Exercise prompt>
Below are records to be output exactly, every one of them.

Figure data in JSON:
▽
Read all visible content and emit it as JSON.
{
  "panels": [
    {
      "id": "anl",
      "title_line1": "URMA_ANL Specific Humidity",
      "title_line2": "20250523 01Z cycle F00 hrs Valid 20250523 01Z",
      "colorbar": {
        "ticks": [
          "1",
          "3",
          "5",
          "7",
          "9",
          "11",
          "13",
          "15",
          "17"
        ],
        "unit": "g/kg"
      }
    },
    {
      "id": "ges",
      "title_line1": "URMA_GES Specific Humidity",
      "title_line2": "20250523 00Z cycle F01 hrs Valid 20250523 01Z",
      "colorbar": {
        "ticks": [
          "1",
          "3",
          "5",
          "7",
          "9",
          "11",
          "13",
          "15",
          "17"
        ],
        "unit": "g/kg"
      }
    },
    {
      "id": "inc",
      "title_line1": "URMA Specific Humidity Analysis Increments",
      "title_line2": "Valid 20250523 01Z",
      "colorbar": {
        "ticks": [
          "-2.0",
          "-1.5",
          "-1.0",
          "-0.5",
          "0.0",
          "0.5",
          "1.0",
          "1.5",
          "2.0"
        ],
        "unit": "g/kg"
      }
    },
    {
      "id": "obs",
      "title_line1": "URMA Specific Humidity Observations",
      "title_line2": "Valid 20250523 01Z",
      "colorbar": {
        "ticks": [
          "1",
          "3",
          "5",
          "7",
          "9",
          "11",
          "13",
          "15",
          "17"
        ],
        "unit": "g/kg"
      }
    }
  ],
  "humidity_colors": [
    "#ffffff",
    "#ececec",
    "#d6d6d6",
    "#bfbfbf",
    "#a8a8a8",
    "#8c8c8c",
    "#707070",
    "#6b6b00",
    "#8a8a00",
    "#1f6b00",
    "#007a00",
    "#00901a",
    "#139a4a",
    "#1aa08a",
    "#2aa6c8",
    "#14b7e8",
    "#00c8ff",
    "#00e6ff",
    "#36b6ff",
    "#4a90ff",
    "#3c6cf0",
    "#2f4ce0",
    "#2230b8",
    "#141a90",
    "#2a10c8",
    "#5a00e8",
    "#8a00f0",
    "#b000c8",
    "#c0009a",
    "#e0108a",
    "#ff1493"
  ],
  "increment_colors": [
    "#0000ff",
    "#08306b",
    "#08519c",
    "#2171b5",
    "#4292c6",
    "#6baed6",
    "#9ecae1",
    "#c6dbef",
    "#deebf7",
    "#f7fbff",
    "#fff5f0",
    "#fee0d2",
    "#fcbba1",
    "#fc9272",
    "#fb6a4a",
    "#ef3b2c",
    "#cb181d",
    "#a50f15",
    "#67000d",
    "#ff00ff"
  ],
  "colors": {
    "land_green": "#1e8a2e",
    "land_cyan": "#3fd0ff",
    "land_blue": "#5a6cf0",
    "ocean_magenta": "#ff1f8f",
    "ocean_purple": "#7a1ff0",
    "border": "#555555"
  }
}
△
Result>
Read all visible content and emit it as JSON.
{
  "panels": [
    {
      "id": "anl",
      "title_line1": "URMA_ANL Specific Humidity",
      "title_line2": "20250523 01Z cycle F00 hrs Valid 20250523 01Z",
      "colorbar": {
        "ticks": [
          "1",
          "3",
          "5",
          "7",
          "9",
          "11",
          "13",
          "15",
          "17"
        ],
        "unit": "g/kg"
      }
    },
    {
      "id": "ges",
      "title_line1": "URMA_GES Specific Humidity",
      "title_line2": "20250523 00Z cycle F01 hrs Valid 20250523 01Z",
      "colorbar": {
        "ticks": [
          "1",
          "3",
          "5",
          "7",
          "9",
          "11",
          "13",
          "15",
          "17"
        ],
        "unit": "g/kg"
      }
    },
    {
      "id": "inc",
      "title_line1": "URMA Specific Humidity Analysis Increments",
      "title_line2": "Valid 20250523 01Z",
      "colorbar": {
        "ticks": [
          "-2.0",
          "-1.5",
          "-1.0",
          "-0.5",
          "0.0",
          "0.5",
          "1.0",
          "1.5",
          "2.0"
        ],
        "unit": "g/kg"
      }
    },
    {
      "id": "obs",
      "title_line1": "URMA Specific Humidity Observations",
      "title_line2": "Valid 20250523 01Z",
      "colorbar": {
        "ticks": [
          "1",
          "3",
          "5",
          "7",
          "9",
          "11",
          "13",
          "15",
          "17"
        ],
        "unit": "g/kg"
      }
    }
  ],
  "humidity_colors": [
    "#ffffff",
    "#ececec",
    "#d6d6d6",
    "#bfbfbf",
    "#a8a8a8",
    "#8c8c8c",
    "#707070",
    "#6b6b00",
    "#8a8a00",
    "#1f6b00",
    "#007a00",
    "#00901a",
    "#139a4a",
    "#1aa08a",
    "#2aa6c8",
    "#14b7e8",
    "#00c8ff",
    "#00e6ff",
    "#36b6ff",
    "#4a90ff",
    "#3c6cf0",
    "#2f4ce0",
    "#2230b8",
    "#141a90",
    "#2a10c8",
    "#5a00e8",
    "#8a00f0",
    "#b000c8",
    "#c0009a",
    "#e0108a",
    "#ff1493"
  ],
  "increment_colors": [
    "#0000ff",
    "#08306b",
    "#08519c",
    "#2171b5",
    "#4292c6",
    "#6baed6",
    "#9ecae1",
    "#c6dbef",
    "#deebf7",
    "#f7fbff",
    "#fff5f0",
    "#fee0d2",
    "#fcbba1",
    "#fc9272",
    "#fb6a4a",
    "#ef3b2c",
    "#cb181d",
    "#a50f15",
    "#67000d",
    "#ff00ff"
  ],
  "colors": {
    "land_green": "#1e8a2e",
    "land_cyan": "#3fd0ff",
    "land_blue": "#5a6cf0",
    "ocean_magenta": "#ff1f8f",
    "ocean_purple": "#7a1ff0",
    "border": "#555555"
  }
}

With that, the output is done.